start

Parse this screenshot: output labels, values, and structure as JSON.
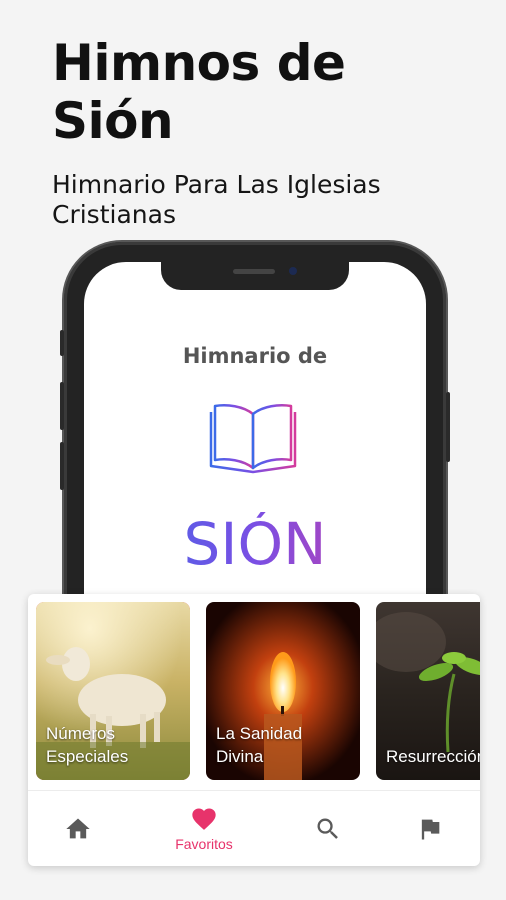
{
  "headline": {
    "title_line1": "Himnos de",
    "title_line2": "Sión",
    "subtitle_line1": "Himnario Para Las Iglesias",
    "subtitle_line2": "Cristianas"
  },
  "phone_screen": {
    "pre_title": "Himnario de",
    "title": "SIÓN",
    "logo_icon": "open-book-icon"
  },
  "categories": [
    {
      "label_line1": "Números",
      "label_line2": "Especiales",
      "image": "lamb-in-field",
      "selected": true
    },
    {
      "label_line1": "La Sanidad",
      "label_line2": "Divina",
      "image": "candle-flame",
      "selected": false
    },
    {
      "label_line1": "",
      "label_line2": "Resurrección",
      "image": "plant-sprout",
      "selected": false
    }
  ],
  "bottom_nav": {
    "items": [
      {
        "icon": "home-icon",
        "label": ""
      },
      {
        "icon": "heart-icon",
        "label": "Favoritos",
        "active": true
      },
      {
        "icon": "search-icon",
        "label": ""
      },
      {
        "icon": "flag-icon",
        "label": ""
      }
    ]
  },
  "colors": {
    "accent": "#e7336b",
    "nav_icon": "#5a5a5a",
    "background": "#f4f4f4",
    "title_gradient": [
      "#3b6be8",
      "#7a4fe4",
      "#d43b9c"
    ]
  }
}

end

» GIVEN EXERCISE:
Pictures stay out of the copy; please restate every record above exactly.

» RESULT FOR THIS TASK:
Parse this screenshot: output labels, values, and structure as JSON.
{
  "headline": {
    "title_line1": "Himnos de",
    "title_line2": "Sión",
    "subtitle_line1": "Himnario Para Las Iglesias",
    "subtitle_line2": "Cristianas"
  },
  "phone_screen": {
    "pre_title": "Himnario de",
    "title": "SIÓN",
    "logo_icon": "open-book-icon"
  },
  "categories": [
    {
      "label_line1": "Números",
      "label_line2": "Especiales",
      "image": "lamb-in-field",
      "selected": true
    },
    {
      "label_line1": "La Sanidad",
      "label_line2": "Divina",
      "image": "candle-flame",
      "selected": false
    },
    {
      "label_line1": "",
      "label_line2": "Resurrección",
      "image": "plant-sprout",
      "selected": false
    }
  ],
  "bottom_nav": {
    "items": [
      {
        "icon": "home-icon",
        "label": ""
      },
      {
        "icon": "heart-icon",
        "label": "Favoritos",
        "active": true
      },
      {
        "icon": "search-icon",
        "label": ""
      },
      {
        "icon": "flag-icon",
        "label": ""
      }
    ]
  },
  "colors": {
    "accent": "#e7336b",
    "nav_icon": "#5a5a5a",
    "background": "#f4f4f4",
    "title_gradient": [
      "#3b6be8",
      "#7a4fe4",
      "#d43b9c"
    ]
  }
}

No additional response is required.